# Required task
The entries below are to be transcribed in full, without their images.

# Information supplied
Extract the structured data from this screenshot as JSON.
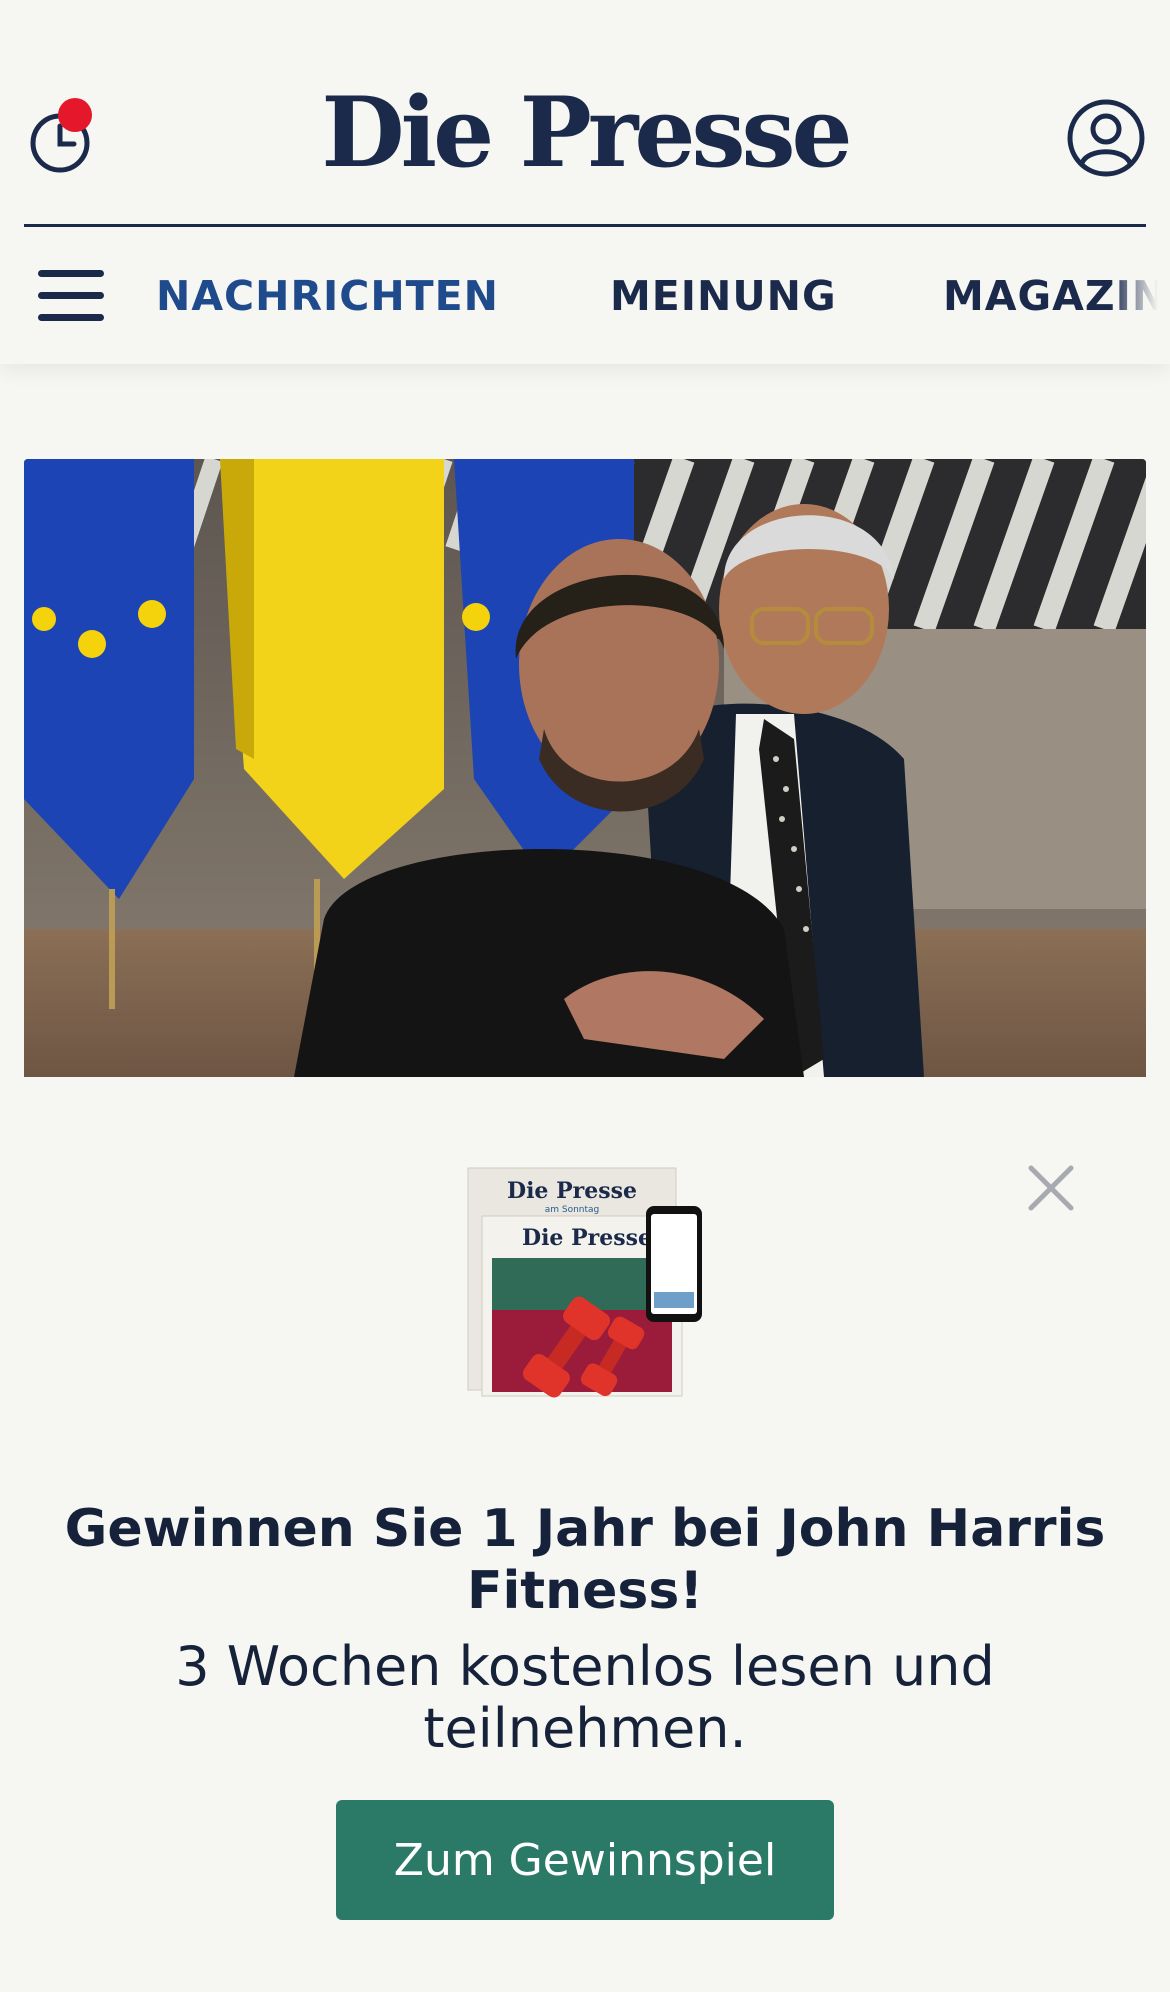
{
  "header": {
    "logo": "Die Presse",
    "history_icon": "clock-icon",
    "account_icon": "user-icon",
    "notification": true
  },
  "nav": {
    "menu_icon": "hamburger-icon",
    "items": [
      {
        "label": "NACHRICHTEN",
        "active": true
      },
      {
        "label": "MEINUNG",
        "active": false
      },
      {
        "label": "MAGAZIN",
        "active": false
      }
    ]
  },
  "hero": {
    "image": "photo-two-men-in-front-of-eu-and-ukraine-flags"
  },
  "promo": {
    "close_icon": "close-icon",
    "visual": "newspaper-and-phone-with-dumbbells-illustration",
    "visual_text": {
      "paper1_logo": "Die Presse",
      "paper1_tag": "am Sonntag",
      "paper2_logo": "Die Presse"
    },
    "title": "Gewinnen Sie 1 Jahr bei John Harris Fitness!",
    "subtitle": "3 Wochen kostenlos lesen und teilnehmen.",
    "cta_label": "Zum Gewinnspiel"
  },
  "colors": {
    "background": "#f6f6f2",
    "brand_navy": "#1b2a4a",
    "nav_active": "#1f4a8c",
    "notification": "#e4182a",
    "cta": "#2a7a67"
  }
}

# Response
Extract the structured data from this screenshot as JSON.
{
  "header": {
    "logo": "Die Presse",
    "history_icon": "clock-icon",
    "account_icon": "user-icon",
    "notification": true
  },
  "nav": {
    "menu_icon": "hamburger-icon",
    "items": [
      {
        "label": "NACHRICHTEN",
        "active": true
      },
      {
        "label": "MEINUNG",
        "active": false
      },
      {
        "label": "MAGAZIN",
        "active": false
      }
    ]
  },
  "hero": {
    "image": "photo-two-men-in-front-of-eu-and-ukraine-flags"
  },
  "promo": {
    "close_icon": "close-icon",
    "visual": "newspaper-and-phone-with-dumbbells-illustration",
    "visual_text": {
      "paper1_logo": "Die Presse",
      "paper1_tag": "am Sonntag",
      "paper2_logo": "Die Presse"
    },
    "title": "Gewinnen Sie 1 Jahr bei John Harris Fitness!",
    "subtitle": "3 Wochen kostenlos lesen und teilnehmen.",
    "cta_label": "Zum Gewinnspiel"
  },
  "colors": {
    "background": "#f6f6f2",
    "brand_navy": "#1b2a4a",
    "nav_active": "#1f4a8c",
    "notification": "#e4182a",
    "cta": "#2a7a67"
  }
}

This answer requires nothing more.